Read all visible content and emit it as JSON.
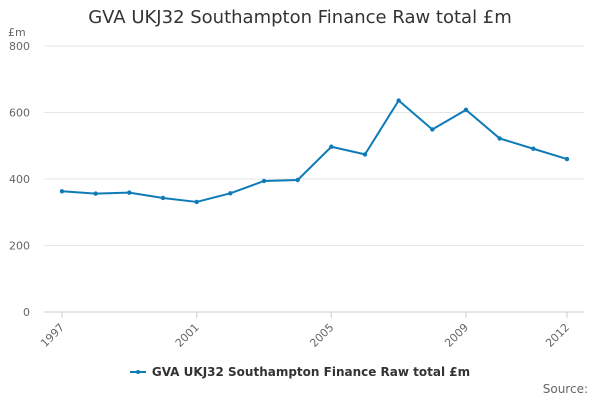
{
  "chart_data": {
    "type": "line",
    "title": "GVA UKJ32 Southampton Finance Raw total £m",
    "y_unit": "£m",
    "xlabel": "",
    "ylabel": "",
    "x": [
      1997,
      1998,
      1999,
      2000,
      2001,
      2002,
      2003,
      2004,
      2005,
      2006,
      2007,
      2008,
      2009,
      2010,
      2011,
      2012
    ],
    "x_tick_labels": [
      "1997",
      "2001",
      "2005",
      "2009",
      "2012"
    ],
    "y_ticks": [
      0,
      200,
      400,
      600,
      800
    ],
    "ylim": [
      0,
      800
    ],
    "grid": true,
    "legend_position": "bottom",
    "series": [
      {
        "name": "GVA UKJ32 Southampton Finance Raw total £m",
        "color": "#0e7bb8",
        "values": [
          363,
          356,
          359,
          343,
          331,
          357,
          394,
          397,
          497,
          474,
          636,
          549,
          608,
          522,
          491,
          460
        ]
      }
    ]
  },
  "source_label": "Source:"
}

_ _ _ _ _ _ _

Written problem: Copy every line in the entries above that has the string "Southampton" in it.

Final answer:
    "title": "GVA UKJ32 Southampton Finance Raw total £m",
        "name": "GVA UKJ32 Southampton Finance Raw total £m",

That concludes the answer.